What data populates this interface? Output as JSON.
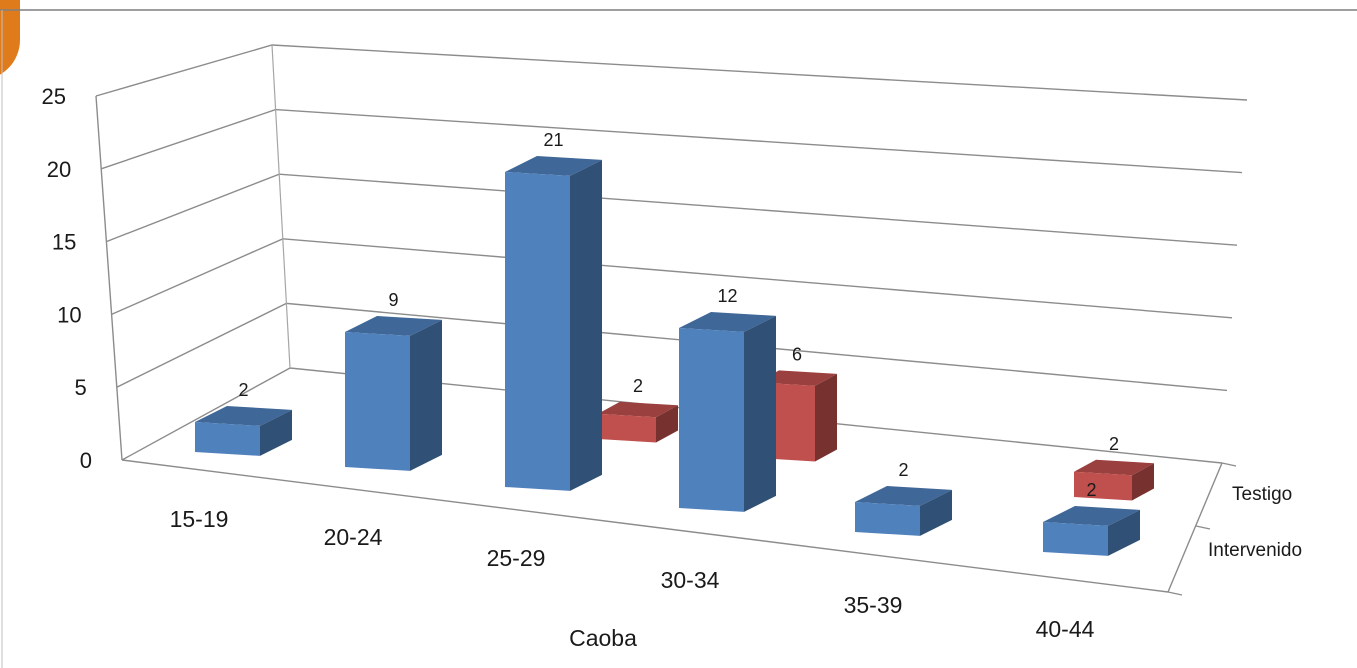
{
  "chart_data": {
    "type": "bar",
    "subtype": "3d-column",
    "categories": [
      "15-19",
      "20-24",
      "25-29",
      "30-34",
      "35-39",
      "40-44"
    ],
    "series": [
      {
        "name": "Intervenido",
        "values": [
          2,
          9,
          21,
          12,
          2,
          2
        ],
        "color": "#4f81bd"
      },
      {
        "name": "Testigo",
        "values": [
          null,
          2,
          6,
          null,
          2,
          null
        ],
        "color": "#c0504d"
      }
    ],
    "xlabel": "Caoba",
    "ylabel": "",
    "ylim": [
      0,
      25
    ],
    "yticks": [
      0,
      5,
      10,
      15,
      20,
      25
    ],
    "grid": true,
    "legend": "depth-axis-right"
  }
}
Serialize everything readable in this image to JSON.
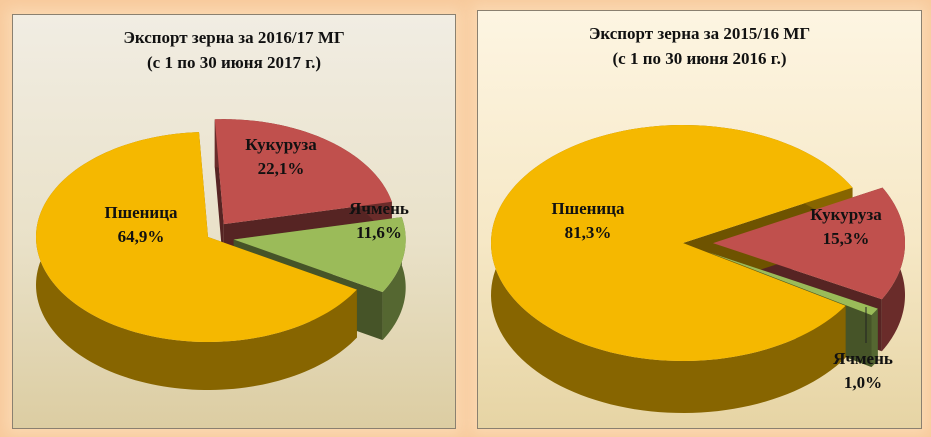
{
  "chart_data": [
    {
      "type": "pie",
      "title": "Экспорт зерна за 2016/17 МГ",
      "subtitle": "(с 1 по 30 июня 2017 г.)",
      "slices": [
        {
          "label": "Кукуруза",
          "value": 22.1,
          "value_label": "22,1%",
          "color": "#c0504d",
          "exploded": true
        },
        {
          "label": "Ячмень",
          "value": 11.6,
          "value_label": "11,6%",
          "color": "#9bbb59",
          "exploded": true
        },
        {
          "label": "Пшеница",
          "value": 64.9,
          "value_label": "64,9%",
          "color": "#f5b800",
          "exploded": false
        }
      ]
    },
    {
      "type": "pie",
      "title": "Экспорт зерна за 2015/16 МГ",
      "subtitle": "(с 1 по 30 июня 2016 г.)",
      "slices": [
        {
          "label": "Кукуруза",
          "value": 15.3,
          "value_label": "15,3%",
          "color": "#c0504d",
          "exploded": true
        },
        {
          "label": "Ячмень",
          "value": 1.0,
          "value_label": "1,0%",
          "color": "#9bbb59",
          "exploded": true
        },
        {
          "label": "Пшеница",
          "value": 81.3,
          "value_label": "81,3%",
          "color": "#f5b800",
          "exploded": false
        }
      ]
    }
  ]
}
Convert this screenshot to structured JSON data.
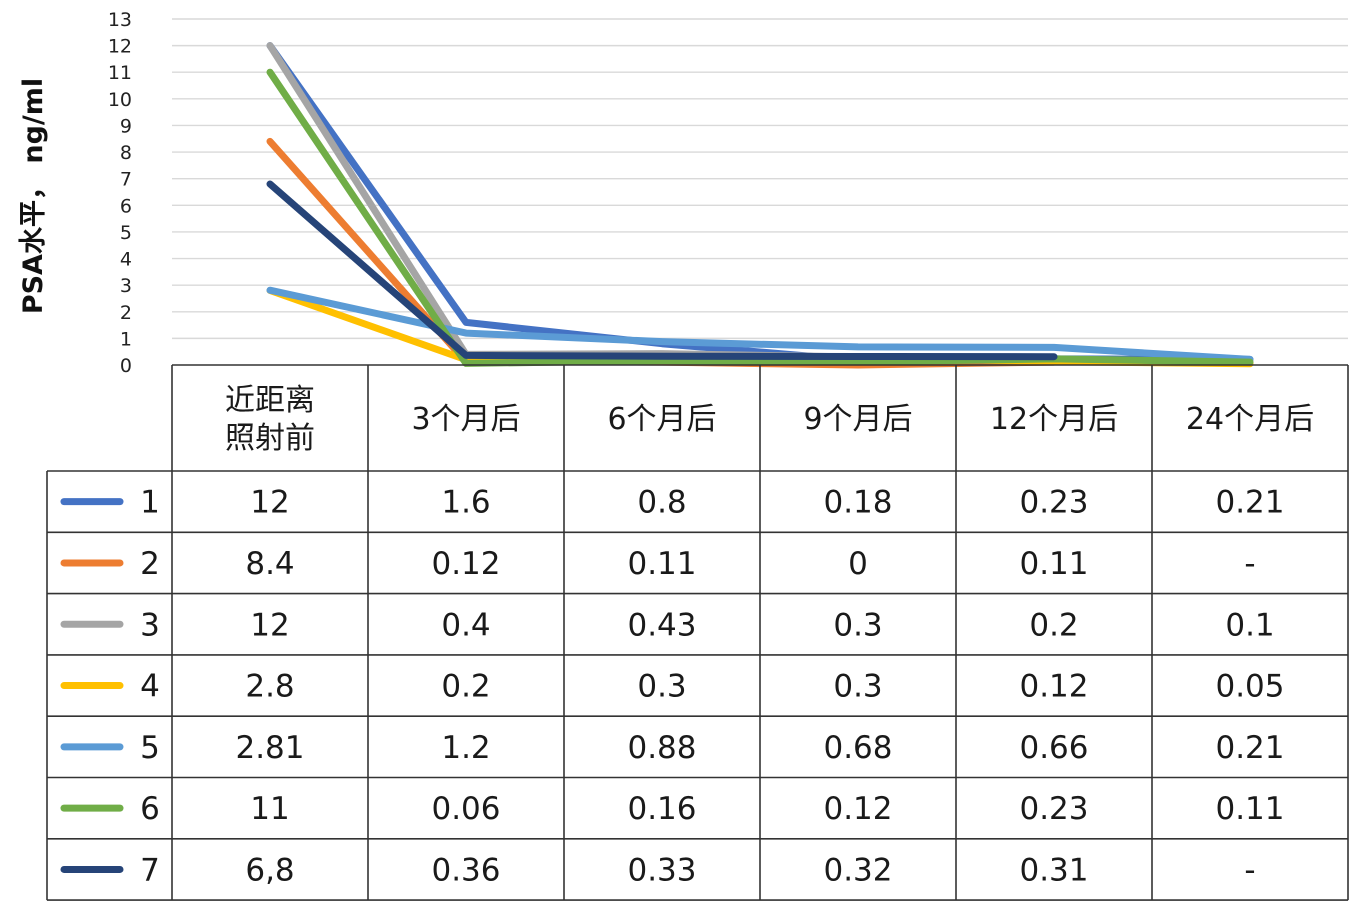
{
  "chart_data": {
    "type": "line",
    "ylabel": "PSA水平， ng/ml",
    "ylim": [
      0,
      13
    ],
    "yticks": [
      0,
      1,
      2,
      3,
      4,
      5,
      6,
      7,
      8,
      9,
      10,
      11,
      12,
      13
    ],
    "grid": true,
    "legend_placement": "data-table-left",
    "categories": [
      "近距离照射前",
      "3个月后",
      "6个月后",
      "9个月后",
      "12个月后",
      "24个月后"
    ],
    "series": [
      {
        "name": "1",
        "color": "#4472c4",
        "values": [
          12,
          1.6,
          0.8,
          0.18,
          0.23,
          0.21
        ],
        "labels": [
          "12",
          "1.6",
          "0.8",
          "0.18",
          "0.23",
          "0.21"
        ]
      },
      {
        "name": "2",
        "color": "#ed7d31",
        "values": [
          8.4,
          0.12,
          0.11,
          0,
          0.11,
          null
        ],
        "labels": [
          "8.4",
          "0.12",
          "0.11",
          "0",
          "0.11",
          "-"
        ]
      },
      {
        "name": "3",
        "color": "#a5a5a5",
        "values": [
          12,
          0.4,
          0.43,
          0.3,
          0.2,
          0.1
        ],
        "labels": [
          "12",
          "0.4",
          "0.43",
          "0.3",
          "0.2",
          "0.1"
        ]
      },
      {
        "name": "4",
        "color": "#ffc000",
        "values": [
          2.8,
          0.2,
          0.3,
          0.3,
          0.12,
          0.05
        ],
        "labels": [
          "2.8",
          "0.2",
          "0.3",
          "0.3",
          "0.12",
          "0.05"
        ]
      },
      {
        "name": "5",
        "color": "#5b9bd5",
        "values": [
          2.81,
          1.2,
          0.88,
          0.68,
          0.66,
          0.21
        ],
        "labels": [
          "2.81",
          "1.2",
          "0.88",
          "0.68",
          "0.66",
          "0.21"
        ]
      },
      {
        "name": "6",
        "color": "#70ad47",
        "values": [
          11,
          0.06,
          0.16,
          0.12,
          0.23,
          0.11
        ],
        "labels": [
          "11",
          "0.06",
          "0.16",
          "0.12",
          "0.23",
          "0.11"
        ]
      },
      {
        "name": "7",
        "color": "#264478",
        "values": [
          6.8,
          0.36,
          0.33,
          0.32,
          0.31,
          null
        ],
        "labels": [
          "6,8",
          "0.36",
          "0.33",
          "0.32",
          "0.31",
          "-"
        ]
      }
    ]
  }
}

Required work:
From the records above, copy every line that holds the word "зерна".

Worked solution:
      "title": "Экспорт зерна за 2016/17 МГ",
      "title": "Экспорт зерна за 2015/16 МГ",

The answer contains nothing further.